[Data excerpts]

______________________________

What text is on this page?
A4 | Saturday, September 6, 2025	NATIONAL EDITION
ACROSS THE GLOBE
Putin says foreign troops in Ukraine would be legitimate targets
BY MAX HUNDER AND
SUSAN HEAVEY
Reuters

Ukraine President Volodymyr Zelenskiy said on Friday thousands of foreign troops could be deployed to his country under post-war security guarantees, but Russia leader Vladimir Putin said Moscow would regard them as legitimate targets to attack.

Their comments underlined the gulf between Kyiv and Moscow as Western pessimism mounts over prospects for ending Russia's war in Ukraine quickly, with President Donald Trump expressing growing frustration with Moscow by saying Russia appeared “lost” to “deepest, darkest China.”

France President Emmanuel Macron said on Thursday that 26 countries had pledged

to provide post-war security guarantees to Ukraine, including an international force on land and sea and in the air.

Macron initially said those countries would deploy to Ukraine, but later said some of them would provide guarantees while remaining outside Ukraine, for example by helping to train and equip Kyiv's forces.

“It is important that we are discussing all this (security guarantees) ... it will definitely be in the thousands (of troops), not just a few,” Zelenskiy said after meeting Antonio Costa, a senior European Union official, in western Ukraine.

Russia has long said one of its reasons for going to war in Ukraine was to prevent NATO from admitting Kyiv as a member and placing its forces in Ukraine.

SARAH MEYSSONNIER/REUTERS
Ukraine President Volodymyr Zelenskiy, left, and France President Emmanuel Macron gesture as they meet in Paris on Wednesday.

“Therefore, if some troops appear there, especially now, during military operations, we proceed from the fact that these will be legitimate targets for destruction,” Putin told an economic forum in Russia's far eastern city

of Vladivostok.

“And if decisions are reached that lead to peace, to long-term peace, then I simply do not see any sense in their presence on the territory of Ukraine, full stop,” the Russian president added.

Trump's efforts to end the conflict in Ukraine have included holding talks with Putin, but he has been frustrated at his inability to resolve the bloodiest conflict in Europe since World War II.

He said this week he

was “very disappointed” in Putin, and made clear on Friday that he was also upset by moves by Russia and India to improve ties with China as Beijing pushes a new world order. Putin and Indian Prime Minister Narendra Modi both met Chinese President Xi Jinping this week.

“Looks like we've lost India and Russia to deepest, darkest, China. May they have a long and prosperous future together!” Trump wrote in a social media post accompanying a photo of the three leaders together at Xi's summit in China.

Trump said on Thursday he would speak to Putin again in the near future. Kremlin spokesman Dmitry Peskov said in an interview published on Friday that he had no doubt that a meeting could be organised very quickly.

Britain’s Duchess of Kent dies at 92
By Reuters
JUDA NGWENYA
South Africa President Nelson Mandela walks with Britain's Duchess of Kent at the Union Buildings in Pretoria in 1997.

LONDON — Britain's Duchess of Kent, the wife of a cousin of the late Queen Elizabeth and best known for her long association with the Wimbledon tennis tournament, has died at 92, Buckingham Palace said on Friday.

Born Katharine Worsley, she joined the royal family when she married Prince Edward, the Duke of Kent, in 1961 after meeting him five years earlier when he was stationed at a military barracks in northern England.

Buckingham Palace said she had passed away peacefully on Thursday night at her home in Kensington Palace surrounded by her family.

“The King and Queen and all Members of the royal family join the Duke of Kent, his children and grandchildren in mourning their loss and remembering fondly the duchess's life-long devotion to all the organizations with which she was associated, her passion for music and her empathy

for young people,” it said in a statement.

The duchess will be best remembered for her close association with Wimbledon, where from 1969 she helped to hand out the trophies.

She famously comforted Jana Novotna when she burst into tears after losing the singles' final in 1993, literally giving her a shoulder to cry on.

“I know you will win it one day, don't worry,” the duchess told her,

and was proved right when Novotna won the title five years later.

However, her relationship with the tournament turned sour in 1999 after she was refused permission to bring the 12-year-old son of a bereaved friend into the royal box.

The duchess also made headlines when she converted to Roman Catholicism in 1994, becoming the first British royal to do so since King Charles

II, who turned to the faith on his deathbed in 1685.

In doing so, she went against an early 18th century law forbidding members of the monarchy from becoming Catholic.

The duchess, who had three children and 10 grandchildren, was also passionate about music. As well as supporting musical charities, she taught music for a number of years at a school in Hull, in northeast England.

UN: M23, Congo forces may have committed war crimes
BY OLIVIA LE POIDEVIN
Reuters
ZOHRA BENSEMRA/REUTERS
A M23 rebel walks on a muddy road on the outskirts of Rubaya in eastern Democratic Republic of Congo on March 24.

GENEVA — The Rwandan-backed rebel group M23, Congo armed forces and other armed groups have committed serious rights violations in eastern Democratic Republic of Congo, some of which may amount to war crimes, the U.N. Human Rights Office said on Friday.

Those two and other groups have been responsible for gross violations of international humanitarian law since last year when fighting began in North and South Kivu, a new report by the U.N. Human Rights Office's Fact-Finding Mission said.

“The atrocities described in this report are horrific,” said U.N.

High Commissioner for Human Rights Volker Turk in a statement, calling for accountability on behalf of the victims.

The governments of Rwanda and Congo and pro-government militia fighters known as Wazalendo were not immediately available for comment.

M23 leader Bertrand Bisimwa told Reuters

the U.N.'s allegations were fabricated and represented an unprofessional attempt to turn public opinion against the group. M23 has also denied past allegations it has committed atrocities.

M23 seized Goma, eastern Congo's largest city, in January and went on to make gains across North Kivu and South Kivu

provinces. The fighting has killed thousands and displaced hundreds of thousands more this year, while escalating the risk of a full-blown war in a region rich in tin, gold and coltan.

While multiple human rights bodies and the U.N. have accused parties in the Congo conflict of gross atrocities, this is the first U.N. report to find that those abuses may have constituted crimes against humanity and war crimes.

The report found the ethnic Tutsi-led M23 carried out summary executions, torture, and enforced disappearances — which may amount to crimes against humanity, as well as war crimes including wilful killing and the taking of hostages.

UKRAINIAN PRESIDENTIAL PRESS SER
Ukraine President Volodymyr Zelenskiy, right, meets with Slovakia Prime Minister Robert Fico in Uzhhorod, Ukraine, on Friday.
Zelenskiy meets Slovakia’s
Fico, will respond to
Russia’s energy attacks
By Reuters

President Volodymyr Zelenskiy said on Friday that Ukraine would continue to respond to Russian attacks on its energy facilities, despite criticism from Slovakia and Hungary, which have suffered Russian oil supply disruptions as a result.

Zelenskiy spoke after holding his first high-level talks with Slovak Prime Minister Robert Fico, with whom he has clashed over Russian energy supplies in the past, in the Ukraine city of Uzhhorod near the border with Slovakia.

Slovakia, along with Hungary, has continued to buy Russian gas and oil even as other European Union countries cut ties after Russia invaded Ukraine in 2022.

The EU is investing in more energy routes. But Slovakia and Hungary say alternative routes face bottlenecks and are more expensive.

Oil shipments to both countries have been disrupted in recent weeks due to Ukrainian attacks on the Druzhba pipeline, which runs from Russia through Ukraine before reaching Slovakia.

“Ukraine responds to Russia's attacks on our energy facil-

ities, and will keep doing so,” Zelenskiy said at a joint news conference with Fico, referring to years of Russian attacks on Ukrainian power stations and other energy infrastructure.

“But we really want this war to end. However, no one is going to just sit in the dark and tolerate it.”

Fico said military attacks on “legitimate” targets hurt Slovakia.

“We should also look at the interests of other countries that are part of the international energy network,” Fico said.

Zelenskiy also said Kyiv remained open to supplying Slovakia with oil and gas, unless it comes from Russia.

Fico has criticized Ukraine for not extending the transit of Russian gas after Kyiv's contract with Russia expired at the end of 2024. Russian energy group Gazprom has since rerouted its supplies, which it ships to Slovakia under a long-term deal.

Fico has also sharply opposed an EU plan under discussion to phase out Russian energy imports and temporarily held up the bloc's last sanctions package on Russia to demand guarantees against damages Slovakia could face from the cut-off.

______________________________

[Exercise directions] Look through the entries above; copy each line where the string "humanity" appears.

[Reply to the exercise]
While multiple human rights bodies and the U.N. have accused parties in the Congo conflict of gross atrocities, this is the first U.N. report to find that those abuses may have constituted crimes against humanity and war crimes.
The report found the ethnic Tutsi-led M23 carried out summary executions, torture, and enforced disappearances — which may amount to crimes against humanity, as well as war crimes including wilful killing and the taking of hostages.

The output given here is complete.